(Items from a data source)

"""

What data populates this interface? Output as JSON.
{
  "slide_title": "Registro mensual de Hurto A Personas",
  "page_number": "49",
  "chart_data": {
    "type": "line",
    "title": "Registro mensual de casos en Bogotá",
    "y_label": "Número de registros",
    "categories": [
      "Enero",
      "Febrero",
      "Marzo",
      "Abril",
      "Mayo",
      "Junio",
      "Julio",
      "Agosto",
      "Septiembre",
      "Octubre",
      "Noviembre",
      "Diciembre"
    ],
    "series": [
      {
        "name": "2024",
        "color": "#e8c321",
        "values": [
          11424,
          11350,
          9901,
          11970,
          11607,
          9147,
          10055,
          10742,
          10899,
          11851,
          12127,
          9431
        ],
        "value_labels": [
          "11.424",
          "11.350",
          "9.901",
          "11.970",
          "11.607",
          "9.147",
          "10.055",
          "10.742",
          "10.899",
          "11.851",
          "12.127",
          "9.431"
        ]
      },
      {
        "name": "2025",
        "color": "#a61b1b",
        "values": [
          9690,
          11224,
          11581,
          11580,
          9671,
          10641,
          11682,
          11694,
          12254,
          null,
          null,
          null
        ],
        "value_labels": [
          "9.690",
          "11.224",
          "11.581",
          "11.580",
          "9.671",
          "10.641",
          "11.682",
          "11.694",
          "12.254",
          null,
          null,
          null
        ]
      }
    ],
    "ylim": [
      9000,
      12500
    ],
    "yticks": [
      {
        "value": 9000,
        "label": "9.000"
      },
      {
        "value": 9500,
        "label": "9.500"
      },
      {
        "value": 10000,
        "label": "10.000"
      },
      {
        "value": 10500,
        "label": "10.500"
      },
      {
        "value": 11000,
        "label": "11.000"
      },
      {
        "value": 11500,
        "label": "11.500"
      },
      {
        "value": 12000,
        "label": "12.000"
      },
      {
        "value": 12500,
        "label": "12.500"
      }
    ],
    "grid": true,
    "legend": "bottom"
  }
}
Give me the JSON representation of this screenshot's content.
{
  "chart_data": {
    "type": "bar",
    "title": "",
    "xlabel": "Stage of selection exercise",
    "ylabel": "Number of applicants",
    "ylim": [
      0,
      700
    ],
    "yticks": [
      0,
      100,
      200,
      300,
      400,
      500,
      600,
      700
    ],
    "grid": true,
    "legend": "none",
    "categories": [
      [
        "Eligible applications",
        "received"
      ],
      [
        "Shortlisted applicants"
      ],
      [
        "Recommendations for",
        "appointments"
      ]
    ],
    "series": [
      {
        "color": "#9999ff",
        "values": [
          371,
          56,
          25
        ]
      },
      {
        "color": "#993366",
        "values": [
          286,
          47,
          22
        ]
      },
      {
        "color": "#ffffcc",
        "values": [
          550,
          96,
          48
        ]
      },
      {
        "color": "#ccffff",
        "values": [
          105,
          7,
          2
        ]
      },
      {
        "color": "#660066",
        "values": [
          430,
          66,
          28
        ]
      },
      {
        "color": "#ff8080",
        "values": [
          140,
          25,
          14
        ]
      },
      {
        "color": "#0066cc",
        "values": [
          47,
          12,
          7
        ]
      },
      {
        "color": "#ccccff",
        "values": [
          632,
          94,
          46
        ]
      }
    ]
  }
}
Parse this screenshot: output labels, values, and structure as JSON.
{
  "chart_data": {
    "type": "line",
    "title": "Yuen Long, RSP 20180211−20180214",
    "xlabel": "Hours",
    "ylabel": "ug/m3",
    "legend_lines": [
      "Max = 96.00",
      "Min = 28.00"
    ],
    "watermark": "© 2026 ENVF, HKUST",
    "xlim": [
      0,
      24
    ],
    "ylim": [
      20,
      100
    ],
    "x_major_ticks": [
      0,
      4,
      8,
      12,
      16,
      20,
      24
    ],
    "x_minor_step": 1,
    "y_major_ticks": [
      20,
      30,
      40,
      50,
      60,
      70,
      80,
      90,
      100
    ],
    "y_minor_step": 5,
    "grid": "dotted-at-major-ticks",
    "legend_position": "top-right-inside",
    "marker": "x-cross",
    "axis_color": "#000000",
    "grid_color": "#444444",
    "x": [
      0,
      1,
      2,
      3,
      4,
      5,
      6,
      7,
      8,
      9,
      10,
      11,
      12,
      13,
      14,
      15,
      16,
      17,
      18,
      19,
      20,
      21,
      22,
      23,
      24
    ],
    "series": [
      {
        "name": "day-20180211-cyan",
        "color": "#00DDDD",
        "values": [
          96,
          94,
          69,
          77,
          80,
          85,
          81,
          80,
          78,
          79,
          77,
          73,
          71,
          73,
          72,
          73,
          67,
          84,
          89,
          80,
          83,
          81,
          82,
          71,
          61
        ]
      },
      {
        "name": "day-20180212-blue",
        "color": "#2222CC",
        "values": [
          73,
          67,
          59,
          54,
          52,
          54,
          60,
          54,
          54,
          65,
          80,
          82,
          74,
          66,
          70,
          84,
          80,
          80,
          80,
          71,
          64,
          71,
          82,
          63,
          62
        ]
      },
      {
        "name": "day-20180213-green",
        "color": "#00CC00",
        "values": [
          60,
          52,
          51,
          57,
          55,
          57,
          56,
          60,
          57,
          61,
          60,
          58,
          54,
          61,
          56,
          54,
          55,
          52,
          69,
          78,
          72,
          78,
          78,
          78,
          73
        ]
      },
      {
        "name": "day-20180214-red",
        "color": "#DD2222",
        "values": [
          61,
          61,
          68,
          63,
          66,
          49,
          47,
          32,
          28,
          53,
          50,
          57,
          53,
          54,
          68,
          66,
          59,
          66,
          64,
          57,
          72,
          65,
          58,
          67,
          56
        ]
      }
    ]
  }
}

"""

INSTRUCTIONS TO FOLLOW:
Copy out the full set of records precisely, leaving nothing out.

EXERCISE SOLUTION:
What data populates this interface? Output as JSON.
{
  "slide_title": "Registro mensual de Hurto A Personas",
  "page_number": "49",
  "chart_data": {
    "type": "line",
    "title": "Registro mensual de casos en Bogotá",
    "y_label": "Número de registros",
    "categories": [
      "Enero",
      "Febrero",
      "Marzo",
      "Abril",
      "Mayo",
      "Junio",
      "Julio",
      "Agosto",
      "Septiembre",
      "Octubre",
      "Noviembre",
      "Diciembre"
    ],
    "series": [
      {
        "name": "2024",
        "color": "#e8c321",
        "values": [
          11424,
          11350,
          9901,
          11970,
          11607,
          9147,
          10055,
          10742,
          10899,
          11851,
          12127,
          9431
        ],
        "value_labels": [
          "11.424",
          "11.350",
          "9.901",
          "11.970",
          "11.607",
          "9.147",
          "10.055",
          "10.742",
          "10.899",
          "11.851",
          "12.127",
          "9.431"
        ]
      },
      {
        "name": "2025",
        "color": "#a61b1b",
        "values": [
          9690,
          11224,
          11581,
          11580,
          9671,
          10641,
          11682,
          11694,
          12254,
          null,
          null,
          null
        ],
        "value_labels": [
          "9.690",
          "11.224",
          "11.581",
          "11.580",
          "9.671",
          "10.641",
          "11.682",
          "11.694",
          "12.254",
          null,
          null,
          null
        ]
      }
    ],
    "ylim": [
      9000,
      12500
    ],
    "yticks": [
      {
        "value": 9000,
        "label": "9.000"
      },
      {
        "value": 9500,
        "label": "9.500"
      },
      {
        "value": 10000,
        "label": "10.000"
      },
      {
        "value": 10500,
        "label": "10.500"
      },
      {
        "value": 11000,
        "label": "11.000"
      },
      {
        "value": 11500,
        "label": "11.500"
      },
      {
        "value": 12000,
        "label": "12.000"
      },
      {
        "value": 12500,
        "label": "12.500"
      }
    ],
    "grid": true,
    "legend": "bottom"
  }
}
Give me the JSON representation of this screenshot's content.
{
  "chart_data": {
    "type": "bar",
    "title": "",
    "xlabel": "Stage of selection exercise",
    "ylabel": "Number of applicants",
    "ylim": [
      0,
      700
    ],
    "yticks": [
      0,
      100,
      200,
      300,
      400,
      500,
      600,
      700
    ],
    "grid": true,
    "legend": "none",
    "categories": [
      [
        "Eligible applications",
        "received"
      ],
      [
        "Shortlisted applicants"
      ],
      [
        "Recommendations for",
        "appointments"
      ]
    ],
    "series": [
      {
        "color": "#9999ff",
        "values": [
          371,
          56,
          25
        ]
      },
      {
        "color": "#993366",
        "values": [
          286,
          47,
          22
        ]
      },
      {
        "color": "#ffffcc",
        "values": [
          550,
          96,
          48
        ]
      },
      {
        "color": "#ccffff",
        "values": [
          105,
          7,
          2
        ]
      },
      {
        "color": "#660066",
        "values": [
          430,
          66,
          28
        ]
      },
      {
        "color": "#ff8080",
        "values": [
          140,
          25,
          14
        ]
      },
      {
        "color": "#0066cc",
        "values": [
          47,
          12,
          7
        ]
      },
      {
        "color": "#ccccff",
        "values": [
          632,
          94,
          46
        ]
      }
    ]
  }
}
Parse this screenshot: output labels, values, and structure as JSON.
{
  "chart_data": {
    "type": "line",
    "title": "Yuen Long, RSP 20180211−20180214",
    "xlabel": "Hours",
    "ylabel": "ug/m3",
    "legend_lines": [
      "Max = 96.00",
      "Min = 28.00"
    ],
    "watermark": "© 2026 ENVF, HKUST",
    "xlim": [
      0,
      24
    ],
    "ylim": [
      20,
      100
    ],
    "x_major_ticks": [
      0,
      4,
      8,
      12,
      16,
      20,
      24
    ],
    "x_minor_step": 1,
    "y_major_ticks": [
      20,
      30,
      40,
      50,
      60,
      70,
      80,
      90,
      100
    ],
    "y_minor_step": 5,
    "grid": "dotted-at-major-ticks",
    "legend_position": "top-right-inside",
    "marker": "x-cross",
    "axis_color": "#000000",
    "grid_color": "#444444",
    "x": [
      0,
      1,
      2,
      3,
      4,
      5,
      6,
      7,
      8,
      9,
      10,
      11,
      12,
      13,
      14,
      15,
      16,
      17,
      18,
      19,
      20,
      21,
      22,
      23,
      24
    ],
    "series": [
      {
        "name": "day-20180211-cyan",
        "color": "#00DDDD",
        "values": [
          96,
          94,
          69,
          77,
          80,
          85,
          81,
          80,
          78,
          79,
          77,
          73,
          71,
          73,
          72,
          73,
          67,
          84,
          89,
          80,
          83,
          81,
          82,
          71,
          61
        ]
      },
      {
        "name": "day-20180212-blue",
        "color": "#2222CC",
        "values": [
          73,
          67,
          59,
          54,
          52,
          54,
          60,
          54,
          54,
          65,
          80,
          82,
          74,
          66,
          70,
          84,
          80,
          80,
          80,
          71,
          64,
          71,
          82,
          63,
          62
        ]
      },
      {
        "name": "day-20180213-green",
        "color": "#00CC00",
        "values": [
          60,
          52,
          51,
          57,
          55,
          57,
          56,
          60,
          57,
          61,
          60,
          58,
          54,
          61,
          56,
          54,
          55,
          52,
          69,
          78,
          72,
          78,
          78,
          78,
          73
        ]
      },
      {
        "name": "day-20180214-red",
        "color": "#DD2222",
        "values": [
          61,
          61,
          68,
          63,
          66,
          49,
          47,
          32,
          28,
          53,
          50,
          57,
          53,
          54,
          68,
          66,
          59,
          66,
          64,
          57,
          72,
          65,
          58,
          67,
          56
        ]
      }
    ]
  }
}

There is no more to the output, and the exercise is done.